▶ Task: Only the lines from the one containing "Convert this document image to plain text." through the end of the data below should be copied, each exactly as written and with both ends kept.
## start
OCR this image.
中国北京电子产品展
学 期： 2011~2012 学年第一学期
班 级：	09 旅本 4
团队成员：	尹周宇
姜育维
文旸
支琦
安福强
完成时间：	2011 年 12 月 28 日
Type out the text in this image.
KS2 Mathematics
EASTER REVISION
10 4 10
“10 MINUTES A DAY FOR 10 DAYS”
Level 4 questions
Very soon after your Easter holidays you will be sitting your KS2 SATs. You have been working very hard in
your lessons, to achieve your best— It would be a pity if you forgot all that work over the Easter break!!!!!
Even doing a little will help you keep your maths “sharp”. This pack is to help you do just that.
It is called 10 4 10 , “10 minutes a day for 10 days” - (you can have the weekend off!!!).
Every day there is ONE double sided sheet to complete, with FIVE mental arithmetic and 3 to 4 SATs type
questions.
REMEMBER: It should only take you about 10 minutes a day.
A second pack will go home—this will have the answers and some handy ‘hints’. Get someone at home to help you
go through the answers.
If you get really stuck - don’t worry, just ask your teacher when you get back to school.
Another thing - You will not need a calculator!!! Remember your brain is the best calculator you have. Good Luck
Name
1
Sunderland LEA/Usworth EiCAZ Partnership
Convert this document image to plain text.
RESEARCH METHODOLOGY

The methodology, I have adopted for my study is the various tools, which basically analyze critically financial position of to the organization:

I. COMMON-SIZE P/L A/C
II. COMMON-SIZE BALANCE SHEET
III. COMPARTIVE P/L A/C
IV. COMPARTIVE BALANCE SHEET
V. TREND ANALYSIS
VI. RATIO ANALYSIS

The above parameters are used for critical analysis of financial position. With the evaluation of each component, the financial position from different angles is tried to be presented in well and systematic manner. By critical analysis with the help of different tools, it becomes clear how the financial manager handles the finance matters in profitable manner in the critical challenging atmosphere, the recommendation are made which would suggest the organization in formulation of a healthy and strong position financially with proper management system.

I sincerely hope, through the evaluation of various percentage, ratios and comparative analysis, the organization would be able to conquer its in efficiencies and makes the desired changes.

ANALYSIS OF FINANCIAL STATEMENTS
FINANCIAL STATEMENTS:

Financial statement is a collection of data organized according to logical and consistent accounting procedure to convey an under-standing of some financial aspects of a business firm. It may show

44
## end
▶ Response below:
Convert this document image to plain text.
RESEARCH METHODOLOGY

The methodology, I have adopted for my study is the various tools, which basically analyze critically financial position of to the organization:

I. COMMON-SIZE P/L A/C
II. COMMON-SIZE BALANCE SHEET
III. COMPARTIVE P/L A/C
IV. COMPARTIVE BALANCE SHEET
V. TREND ANALYSIS
VI. RATIO ANALYSIS

The above parameters are used for critical analysis of financial position. With the evaluation of each component, the financial position from different angles is tried to be presented in well and systematic manner. By critical analysis with the help of different tools, it becomes clear how the financial manager handles the finance matters in profitable manner in the critical challenging atmosphere, the recommendation are made which would suggest the organization in formulation of a healthy and strong position financially with proper management system.

I sincerely hope, through the evaluation of various percentage, ratios and comparative analysis, the organization would be able to conquer its in efficiencies and makes the desired changes.

ANALYSIS OF FINANCIAL STATEMENTS
FINANCIAL STATEMENTS:

Financial statement is a collection of data organized according to logical and consistent accounting procedure to convey an under-standing of some financial aspects of a business firm. It may show

44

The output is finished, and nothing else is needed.